■ **EXERCISE DETAILS**
Retype the whole listing below, character for character.

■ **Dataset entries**
_____

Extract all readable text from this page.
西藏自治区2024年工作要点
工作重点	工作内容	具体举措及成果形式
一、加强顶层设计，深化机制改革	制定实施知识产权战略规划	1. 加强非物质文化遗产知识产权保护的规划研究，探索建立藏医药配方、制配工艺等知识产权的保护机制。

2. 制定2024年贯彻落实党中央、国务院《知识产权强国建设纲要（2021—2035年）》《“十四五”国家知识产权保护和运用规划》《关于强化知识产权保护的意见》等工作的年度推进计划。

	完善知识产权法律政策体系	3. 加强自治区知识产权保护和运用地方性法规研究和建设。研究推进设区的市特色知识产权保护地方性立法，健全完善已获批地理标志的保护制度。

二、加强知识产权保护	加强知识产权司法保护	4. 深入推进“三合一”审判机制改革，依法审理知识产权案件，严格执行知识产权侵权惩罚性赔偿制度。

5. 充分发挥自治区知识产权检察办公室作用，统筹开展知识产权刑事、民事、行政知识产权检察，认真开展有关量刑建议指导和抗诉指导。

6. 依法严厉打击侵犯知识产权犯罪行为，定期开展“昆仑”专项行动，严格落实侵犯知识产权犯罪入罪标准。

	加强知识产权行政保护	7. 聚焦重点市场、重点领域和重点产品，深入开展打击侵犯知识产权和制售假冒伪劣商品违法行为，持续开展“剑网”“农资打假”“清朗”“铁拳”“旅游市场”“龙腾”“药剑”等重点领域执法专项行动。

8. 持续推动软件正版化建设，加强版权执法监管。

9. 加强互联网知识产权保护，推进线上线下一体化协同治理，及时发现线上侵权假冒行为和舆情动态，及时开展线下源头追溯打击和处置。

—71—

_____

■ **PROBLEM SOLUTION**
Extract all readable text from this page.
西藏自治区2024年工作要点
工作重点	工作内容	具体举措及成果形式
一、加强顶层设计，深化机制改革	制定实施知识产权战略规划	1. 加强非物质文化遗产知识产权保护的规划研究，探索建立藏医药配方、制配工艺等知识产权的保护机制。

2. 制定2024年贯彻落实党中央、国务院《知识产权强国建设纲要（2021—2035年）》《“十四五”国家知识产权保护和运用规划》《关于强化知识产权保护的意见》等工作的年度推进计划。

	完善知识产权法律政策体系	3. 加强自治区知识产权保护和运用地方性法规研究和建设。研究推进设区的市特色知识产权保护地方性立法，健全完善已获批地理标志的保护制度。

二、加强知识产权保护	加强知识产权司法保护	4. 深入推进“三合一”审判机制改革，依法审理知识产权案件，严格执行知识产权侵权惩罚性赔偿制度。

5. 充分发挥自治区知识产权检察办公室作用，统筹开展知识产权刑事、民事、行政知识产权检察，认真开展有关量刑建议指导和抗诉指导。

6. 依法严厉打击侵犯知识产权犯罪行为，定期开展“昆仑”专项行动，严格落实侵犯知识产权犯罪入罪标准。

	加强知识产权行政保护	7. 聚焦重点市场、重点领域和重点产品，深入开展打击侵犯知识产权和制售假冒伪劣商品违法行为，持续开展“剑网”“农资打假”“清朗”“铁拳”“旅游市场”“龙腾”“药剑”等重点领域执法专项行动。

8. 持续推动软件正版化建设，加强版权执法监管。

9. 加强互联网知识产权保护，推进线上线下一体化协同治理，及时发现线上侵权假冒行为和舆情动态，及时开展线下源头追溯打击和处置。

—71—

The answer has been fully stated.